▸ **SET EXERCISE**: Rewrite everything from the line containing "Give me the" down to the line containing "y-axis-title: ADE (meters)", changing "chart" to "plot" and keeping all else the same. Leave out the pictures.

▸ **INFORMATION SHOWN**:
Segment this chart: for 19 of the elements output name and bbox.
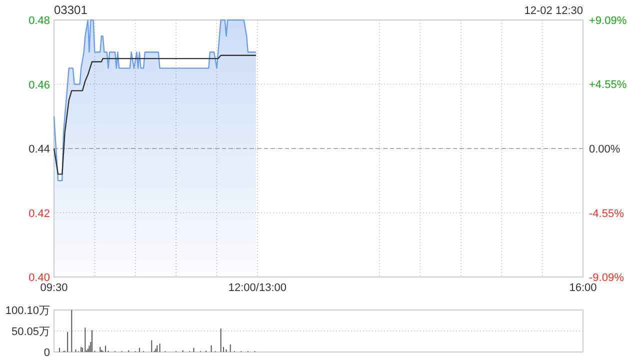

--

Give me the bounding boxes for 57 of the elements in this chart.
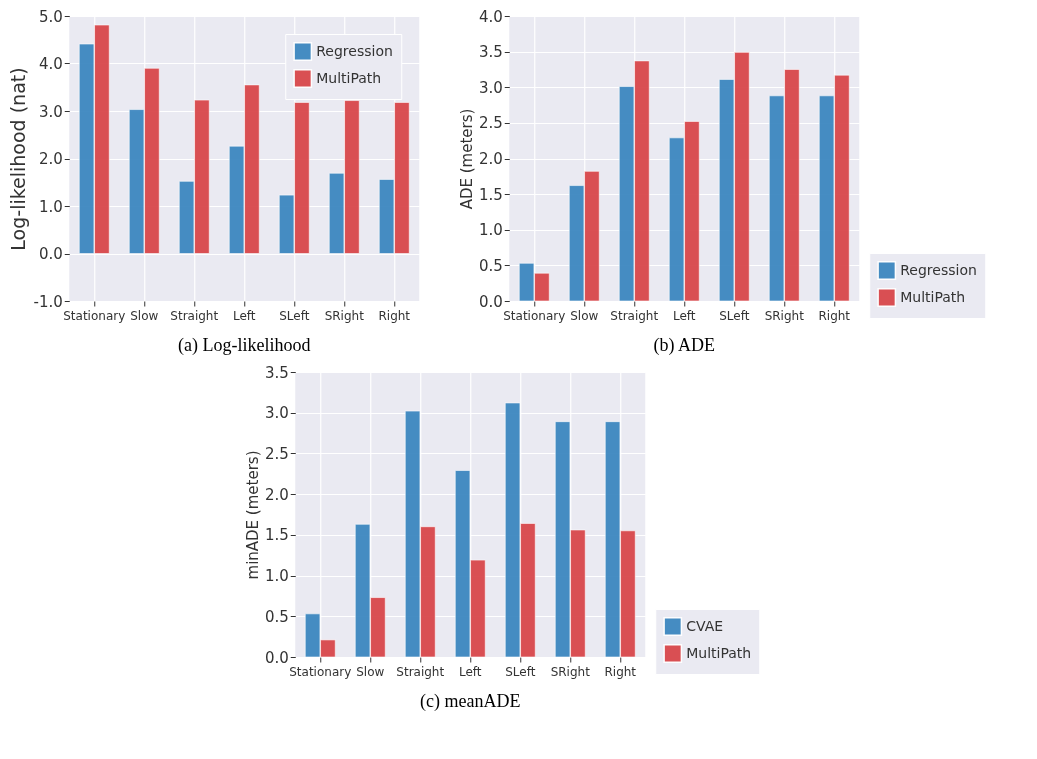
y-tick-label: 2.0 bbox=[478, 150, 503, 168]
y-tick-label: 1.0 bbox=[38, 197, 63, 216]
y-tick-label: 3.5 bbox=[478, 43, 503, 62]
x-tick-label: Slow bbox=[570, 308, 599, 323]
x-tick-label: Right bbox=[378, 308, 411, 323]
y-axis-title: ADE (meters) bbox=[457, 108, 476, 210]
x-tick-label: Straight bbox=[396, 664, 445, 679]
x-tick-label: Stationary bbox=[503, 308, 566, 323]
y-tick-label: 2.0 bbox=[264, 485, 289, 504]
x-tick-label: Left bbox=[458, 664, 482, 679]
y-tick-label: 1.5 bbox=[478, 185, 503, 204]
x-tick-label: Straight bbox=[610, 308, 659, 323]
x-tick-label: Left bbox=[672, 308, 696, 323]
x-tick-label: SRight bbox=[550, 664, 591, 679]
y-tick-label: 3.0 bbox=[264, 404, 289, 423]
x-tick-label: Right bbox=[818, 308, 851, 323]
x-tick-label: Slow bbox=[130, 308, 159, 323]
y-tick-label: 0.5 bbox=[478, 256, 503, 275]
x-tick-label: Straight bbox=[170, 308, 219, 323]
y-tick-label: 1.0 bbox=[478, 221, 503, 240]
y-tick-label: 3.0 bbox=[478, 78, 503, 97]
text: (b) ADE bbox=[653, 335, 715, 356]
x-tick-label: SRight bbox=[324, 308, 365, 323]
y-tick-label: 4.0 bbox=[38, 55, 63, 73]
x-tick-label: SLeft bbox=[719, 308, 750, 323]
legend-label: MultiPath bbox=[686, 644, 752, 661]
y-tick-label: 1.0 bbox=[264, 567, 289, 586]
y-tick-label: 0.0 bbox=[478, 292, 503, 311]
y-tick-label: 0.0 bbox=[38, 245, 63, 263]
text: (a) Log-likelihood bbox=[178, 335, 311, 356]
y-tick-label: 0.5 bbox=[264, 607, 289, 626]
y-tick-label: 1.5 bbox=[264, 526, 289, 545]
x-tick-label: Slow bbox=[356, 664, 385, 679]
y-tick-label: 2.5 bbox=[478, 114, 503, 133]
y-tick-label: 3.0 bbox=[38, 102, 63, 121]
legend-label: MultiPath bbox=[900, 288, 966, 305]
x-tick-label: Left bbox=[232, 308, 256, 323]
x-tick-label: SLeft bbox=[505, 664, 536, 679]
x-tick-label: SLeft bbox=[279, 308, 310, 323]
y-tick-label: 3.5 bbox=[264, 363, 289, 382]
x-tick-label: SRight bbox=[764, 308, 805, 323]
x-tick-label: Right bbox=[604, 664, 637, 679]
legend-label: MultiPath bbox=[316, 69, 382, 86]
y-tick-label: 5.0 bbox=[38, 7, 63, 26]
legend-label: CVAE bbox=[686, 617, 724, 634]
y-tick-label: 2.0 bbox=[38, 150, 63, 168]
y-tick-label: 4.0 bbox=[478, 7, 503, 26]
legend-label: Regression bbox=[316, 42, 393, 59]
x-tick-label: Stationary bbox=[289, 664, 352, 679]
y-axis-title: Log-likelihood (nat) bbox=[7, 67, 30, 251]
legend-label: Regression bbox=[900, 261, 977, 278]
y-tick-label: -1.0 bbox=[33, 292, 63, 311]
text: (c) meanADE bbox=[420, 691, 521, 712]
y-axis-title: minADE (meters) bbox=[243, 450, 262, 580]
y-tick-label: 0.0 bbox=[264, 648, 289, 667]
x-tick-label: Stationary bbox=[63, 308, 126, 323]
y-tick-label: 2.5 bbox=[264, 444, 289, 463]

▸ **RESULT FOR THIS EXERCISE**:
Give me the bounding boxes for 57 of the elements in this plot.
y-tick-label: 2.0 bbox=[478, 150, 503, 168]
y-tick-label: 1.0 bbox=[38, 197, 63, 216]
y-tick-label: 3.5 bbox=[478, 43, 503, 62]
x-tick-label: Slow bbox=[570, 308, 599, 323]
x-tick-label: Right bbox=[378, 308, 411, 323]
y-axis-title: ADE (meters) bbox=[457, 108, 476, 210]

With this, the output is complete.